◆ **Exercise directions**:
Give back the entire listing verbatim.

(Some records)
----

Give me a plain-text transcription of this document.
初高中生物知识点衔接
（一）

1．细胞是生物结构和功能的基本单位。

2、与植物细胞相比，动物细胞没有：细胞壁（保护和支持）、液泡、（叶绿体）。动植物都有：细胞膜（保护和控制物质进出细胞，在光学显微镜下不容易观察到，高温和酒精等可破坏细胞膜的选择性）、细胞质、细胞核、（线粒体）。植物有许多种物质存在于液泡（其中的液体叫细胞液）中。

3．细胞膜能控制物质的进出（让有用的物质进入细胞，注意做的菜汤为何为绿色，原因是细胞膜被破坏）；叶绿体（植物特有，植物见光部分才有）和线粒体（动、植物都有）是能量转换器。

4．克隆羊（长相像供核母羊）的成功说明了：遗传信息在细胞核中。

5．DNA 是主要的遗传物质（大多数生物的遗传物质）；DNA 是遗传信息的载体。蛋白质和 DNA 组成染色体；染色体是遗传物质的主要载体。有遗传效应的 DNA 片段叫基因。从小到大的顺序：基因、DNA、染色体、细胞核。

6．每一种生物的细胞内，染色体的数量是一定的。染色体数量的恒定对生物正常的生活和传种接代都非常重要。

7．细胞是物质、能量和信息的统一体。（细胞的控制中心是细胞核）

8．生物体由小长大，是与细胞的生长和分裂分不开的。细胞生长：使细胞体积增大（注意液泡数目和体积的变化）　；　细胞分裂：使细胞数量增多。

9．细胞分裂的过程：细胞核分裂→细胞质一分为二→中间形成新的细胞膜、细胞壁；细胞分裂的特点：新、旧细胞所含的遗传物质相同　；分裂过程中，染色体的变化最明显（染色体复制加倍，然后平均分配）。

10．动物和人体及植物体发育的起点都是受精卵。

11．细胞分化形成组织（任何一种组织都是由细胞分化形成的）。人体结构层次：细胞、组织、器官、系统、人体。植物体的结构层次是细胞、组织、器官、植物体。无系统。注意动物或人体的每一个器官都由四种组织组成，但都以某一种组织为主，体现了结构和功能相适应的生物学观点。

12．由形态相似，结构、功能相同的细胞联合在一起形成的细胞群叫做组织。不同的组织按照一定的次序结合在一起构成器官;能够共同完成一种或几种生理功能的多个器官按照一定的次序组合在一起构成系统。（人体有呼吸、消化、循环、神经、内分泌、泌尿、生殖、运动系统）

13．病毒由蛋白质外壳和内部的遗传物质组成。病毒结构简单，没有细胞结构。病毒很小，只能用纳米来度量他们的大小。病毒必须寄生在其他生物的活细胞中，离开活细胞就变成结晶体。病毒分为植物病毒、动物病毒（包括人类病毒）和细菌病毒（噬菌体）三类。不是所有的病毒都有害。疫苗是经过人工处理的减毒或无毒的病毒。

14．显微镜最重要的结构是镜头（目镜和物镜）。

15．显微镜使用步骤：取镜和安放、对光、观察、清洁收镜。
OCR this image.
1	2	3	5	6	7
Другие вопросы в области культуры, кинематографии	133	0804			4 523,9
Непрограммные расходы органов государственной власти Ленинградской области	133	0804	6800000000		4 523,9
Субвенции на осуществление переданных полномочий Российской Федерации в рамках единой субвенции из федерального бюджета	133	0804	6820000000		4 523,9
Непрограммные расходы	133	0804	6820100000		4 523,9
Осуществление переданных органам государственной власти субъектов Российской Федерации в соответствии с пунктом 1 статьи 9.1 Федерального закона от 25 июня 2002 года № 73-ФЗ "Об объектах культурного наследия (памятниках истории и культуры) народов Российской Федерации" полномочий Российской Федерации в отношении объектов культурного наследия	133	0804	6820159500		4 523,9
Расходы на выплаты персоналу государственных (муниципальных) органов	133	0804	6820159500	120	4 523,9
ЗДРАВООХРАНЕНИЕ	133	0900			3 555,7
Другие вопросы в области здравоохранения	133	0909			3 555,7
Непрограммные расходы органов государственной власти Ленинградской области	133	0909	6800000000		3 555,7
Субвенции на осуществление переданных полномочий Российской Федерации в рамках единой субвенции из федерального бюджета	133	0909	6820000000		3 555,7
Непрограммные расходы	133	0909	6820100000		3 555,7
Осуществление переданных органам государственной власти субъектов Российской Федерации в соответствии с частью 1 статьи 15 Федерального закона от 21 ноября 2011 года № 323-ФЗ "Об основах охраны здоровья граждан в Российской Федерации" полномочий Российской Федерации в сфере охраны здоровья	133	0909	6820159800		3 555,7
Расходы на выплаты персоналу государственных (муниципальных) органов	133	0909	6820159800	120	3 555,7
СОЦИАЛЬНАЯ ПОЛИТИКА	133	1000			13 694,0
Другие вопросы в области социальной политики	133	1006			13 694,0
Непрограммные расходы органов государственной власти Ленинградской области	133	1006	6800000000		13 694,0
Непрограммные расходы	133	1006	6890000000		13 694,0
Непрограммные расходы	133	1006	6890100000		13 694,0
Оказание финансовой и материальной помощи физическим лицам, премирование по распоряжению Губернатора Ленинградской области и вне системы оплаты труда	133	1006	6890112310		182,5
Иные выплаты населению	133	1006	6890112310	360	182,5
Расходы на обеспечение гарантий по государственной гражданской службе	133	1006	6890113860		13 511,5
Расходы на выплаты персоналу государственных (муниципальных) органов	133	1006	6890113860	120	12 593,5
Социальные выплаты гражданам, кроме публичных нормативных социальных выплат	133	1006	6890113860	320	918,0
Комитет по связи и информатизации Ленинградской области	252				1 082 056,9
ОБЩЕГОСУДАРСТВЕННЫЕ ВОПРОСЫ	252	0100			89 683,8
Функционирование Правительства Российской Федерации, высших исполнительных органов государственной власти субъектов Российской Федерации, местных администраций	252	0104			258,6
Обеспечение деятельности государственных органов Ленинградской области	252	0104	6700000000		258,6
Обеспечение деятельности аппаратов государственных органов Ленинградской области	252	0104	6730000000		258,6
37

----

◆ **The completed task**:
Give me a plain-text transcription of this document.
初高中生物知识点衔接
（一）

1．细胞是生物结构和功能的基本单位。

2、与植物细胞相比，动物细胞没有：细胞壁（保护和支持）、液泡、（叶绿体）。动植物都有：细胞膜（保护和控制物质进出细胞，在光学显微镜下不容易观察到，高温和酒精等可破坏细胞膜的选择性）、细胞质、细胞核、（线粒体）。植物有许多种物质存在于液泡（其中的液体叫细胞液）中。

3．细胞膜能控制物质的进出（让有用的物质进入细胞，注意做的菜汤为何为绿色，原因是细胞膜被破坏）；叶绿体（植物特有，植物见光部分才有）和线粒体（动、植物都有）是能量转换器。

4．克隆羊（长相像供核母羊）的成功说明了：遗传信息在细胞核中。

5．DNA 是主要的遗传物质（大多数生物的遗传物质）；DNA 是遗传信息的载体。蛋白质和 DNA 组成染色体；染色体是遗传物质的主要载体。有遗传效应的 DNA 片段叫基因。从小到大的顺序：基因、DNA、染色体、细胞核。

6．每一种生物的细胞内，染色体的数量是一定的。染色体数量的恒定对生物正常的生活和传种接代都非常重要。

7．细胞是物质、能量和信息的统一体。（细胞的控制中心是细胞核）

8．生物体由小长大，是与细胞的生长和分裂分不开的。细胞生长：使细胞体积增大（注意液泡数目和体积的变化）　；　细胞分裂：使细胞数量增多。

9．细胞分裂的过程：细胞核分裂→细胞质一分为二→中间形成新的细胞膜、细胞壁；细胞分裂的特点：新、旧细胞所含的遗传物质相同　；分裂过程中，染色体的变化最明显（染色体复制加倍，然后平均分配）。

10．动物和人体及植物体发育的起点都是受精卵。

11．细胞分化形成组织（任何一种组织都是由细胞分化形成的）。人体结构层次：细胞、组织、器官、系统、人体。植物体的结构层次是细胞、组织、器官、植物体。无系统。注意动物或人体的每一个器官都由四种组织组成，但都以某一种组织为主，体现了结构和功能相适应的生物学观点。

12．由形态相似，结构、功能相同的细胞联合在一起形成的细胞群叫做组织。不同的组织按照一定的次序结合在一起构成器官;能够共同完成一种或几种生理功能的多个器官按照一定的次序组合在一起构成系统。（人体有呼吸、消化、循环、神经、内分泌、泌尿、生殖、运动系统）

13．病毒由蛋白质外壳和内部的遗传物质组成。病毒结构简单，没有细胞结构。病毒很小，只能用纳米来度量他们的大小。病毒必须寄生在其他生物的活细胞中，离开活细胞就变成结晶体。病毒分为植物病毒、动物病毒（包括人类病毒）和细菌病毒（噬菌体）三类。不是所有的病毒都有害。疫苗是经过人工处理的减毒或无毒的病毒。

14．显微镜最重要的结构是镜头（目镜和物镜）。

15．显微镜使用步骤：取镜和安放、对光、观察、清洁收镜。
OCR this image.
1	2	3	5	6	7
Другие вопросы в области культуры, кинематографии	133	0804			4 523,9
Непрограммные расходы органов государственной власти Ленинградской области	133	0804	6800000000		4 523,9
Субвенции на осуществление переданных полномочий Российской Федерации в рамках единой субвенции из федерального бюджета	133	0804	6820000000		4 523,9
Непрограммные расходы	133	0804	6820100000		4 523,9
Осуществление переданных органам государственной власти субъектов Российской Федерации в соответствии с пунктом 1 статьи 9.1 Федерального закона от 25 июня 2002 года № 73-ФЗ "Об объектах культурного наследия (памятниках истории и культуры) народов Российской Федерации" полномочий Российской Федерации в отношении объектов культурного наследия	133	0804	6820159500		4 523,9
Расходы на выплаты персоналу государственных (муниципальных) органов	133	0804	6820159500	120	4 523,9
ЗДРАВООХРАНЕНИЕ	133	0900			3 555,7
Другие вопросы в области здравоохранения	133	0909			3 555,7
Непрограммные расходы органов государственной власти Ленинградской области	133	0909	6800000000		3 555,7
Субвенции на осуществление переданных полномочий Российской Федерации в рамках единой субвенции из федерального бюджета	133	0909	6820000000		3 555,7
Непрограммные расходы	133	0909	6820100000		3 555,7
Осуществление переданных органам государственной власти субъектов Российской Федерации в соответствии с частью 1 статьи 15 Федерального закона от 21 ноября 2011 года № 323-ФЗ "Об основах охраны здоровья граждан в Российской Федерации" полномочий Российской Федерации в сфере охраны здоровья	133	0909	6820159800		3 555,7
Расходы на выплаты персоналу государственных (муниципальных) органов	133	0909	6820159800	120	3 555,7
СОЦИАЛЬНАЯ ПОЛИТИКА	133	1000			13 694,0
Другие вопросы в области социальной политики	133	1006			13 694,0
Непрограммные расходы органов государственной власти Ленинградской области	133	1006	6800000000		13 694,0
Непрограммные расходы	133	1006	6890000000		13 694,0
Непрограммные расходы	133	1006	6890100000		13 694,0
Оказание финансовой и материальной помощи физическим лицам, премирование по распоряжению Губернатора Ленинградской области и вне системы оплаты труда	133	1006	6890112310		182,5
Иные выплаты населению	133	1006	6890112310	360	182,5
Расходы на обеспечение гарантий по государственной гражданской службе	133	1006	6890113860		13 511,5
Расходы на выплаты персоналу государственных (муниципальных) органов	133	1006	6890113860	120	12 593,5
Социальные выплаты гражданам, кроме публичных нормативных социальных выплат	133	1006	6890113860	320	918,0
Комитет по связи и информатизации Ленинградской области	252				1 082 056,9
ОБЩЕГОСУДАРСТВЕННЫЕ ВОПРОСЫ	252	0100			89 683,8
Функционирование Правительства Российской Федерации, высших исполнительных органов государственной власти субъектов Российской Федерации, местных администраций	252	0104			258,6
Обеспечение деятельности государственных органов Ленинградской области	252	0104	6700000000		258,6
Обеспечение деятельности аппаратов государственных органов Ленинградской области	252	0104	6730000000		258,6
37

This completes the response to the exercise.